Saved data entries
<<<<
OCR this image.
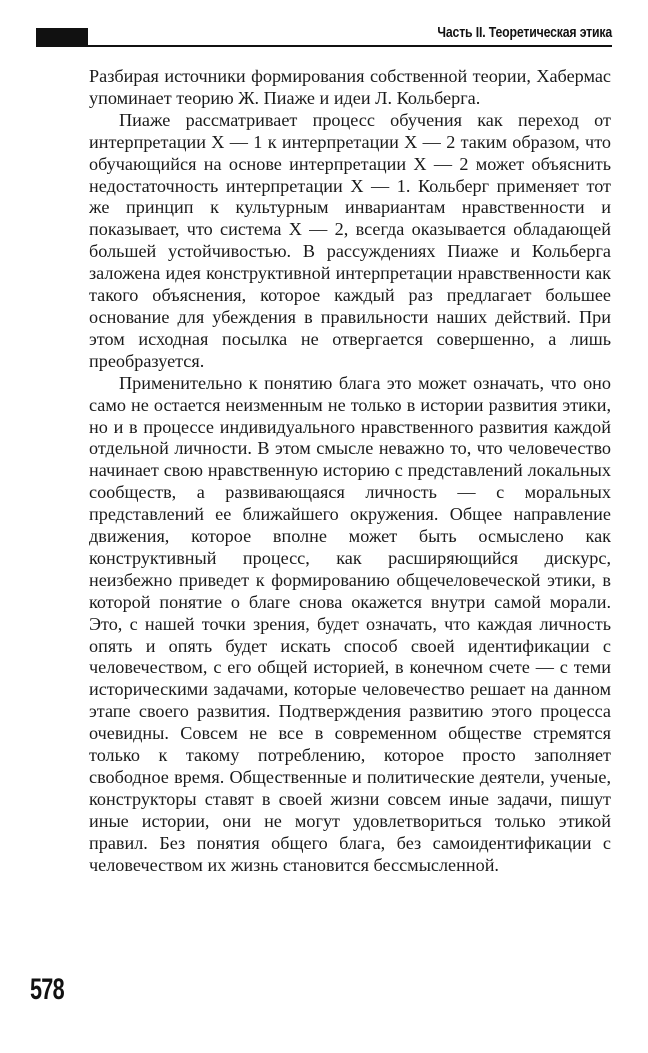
Часть II. Теоретическая этика

Разбирая источники формирования собственной теории, Хабермас упоминает теорию Ж. Пиаже и идеи Л. Кольберга.

Пиаже рассматривает процесс обучения как переход от интерпретации X — 1 к интерпретации X — 2 таким образом, что обучающийся на основе интерпретации X — 2 может объяснить недостаточность интерпретации X — 1. Кольберг применяет тот же принцип к культурным инвариантам нравственности и показывает, что система X — 2, всегда оказывается обладающей большей устойчивостью. В рассуждениях Пиаже и Кольберга заложена идея конструктивной интерпретации нравственности как такого объяснения, которое каждый раз предлагает большее основание для убеждения в правильности наших действий. При этом исходная посылка не отвергается совершенно, а лишь преобразуется.

Применительно к понятию блага это может означать, что оно само не остается неизменным не только в истории развития этики, но и в процессе индивидуального нравственного развития каждой отдельной личности. В этом смысле неважно то, что человечество начинает свою нравственную историю с представлений локальных сообществ, а развивающаяся личность — с моральных представлений ее ближайшего окружения. Общее направление движения, которое вполне может быть осмыслено как конструктивный процесс, как расширяющийся дискурс, неизбежно приведет к формированию общечеловеческой этики, в которой понятие о благе снова окажется внутри самой морали. Это, с нашей точки зрения, будет означать, что каждая личность опять и опять будет искать способ своей идентификации с человечеством, с его общей историей, в конечном счете — с теми историческими задачами, которые человечество решает на данном этапе своего развития. Подтверждения развитию этого процесса очевидны. Совсем не все в современном обществе стремятся только к такому потреблению, которое просто заполняет свободное время. Общественные и политические деятели, ученые, конструкторы ставят в своей жизни совсем иные задачи, пишут иные истории, они не могут удовлетвориться только этикой правил. Без понятия общего блага, без самоидентификации с человечеством их жизнь становится бессмысленной.

578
>>>>
## Problem to work on
Pull out the lines above in which the word "Пиаже" appears.

## Solved exercise
Разбирая источники формирования собственной теории, Хабермас упоминает теорию Ж. Пиаже и идеи Л. Кольберга.
Пиаже рассматривает процесс обучения как переход от интерпретации X — 1 к интерпретации X — 2 таким образом, что обучающийся на основе интерпретации X — 2 может объяснить недостаточность интерпретации X — 1. Кольберг применяет тот же принцип к культурным инвариантам нравственности и показывает, что система X — 2, всегда оказывается обладающей большей устойчивостью. В рассуждениях Пиаже и Кольберга заложена идея конструктивной интерпретации нравственности как такого объяснения, которое каждый раз предлагает большее основание для убеждения в правильности наших действий. При этом исходная посылка не отвергается совершенно, а лишь преобразуется.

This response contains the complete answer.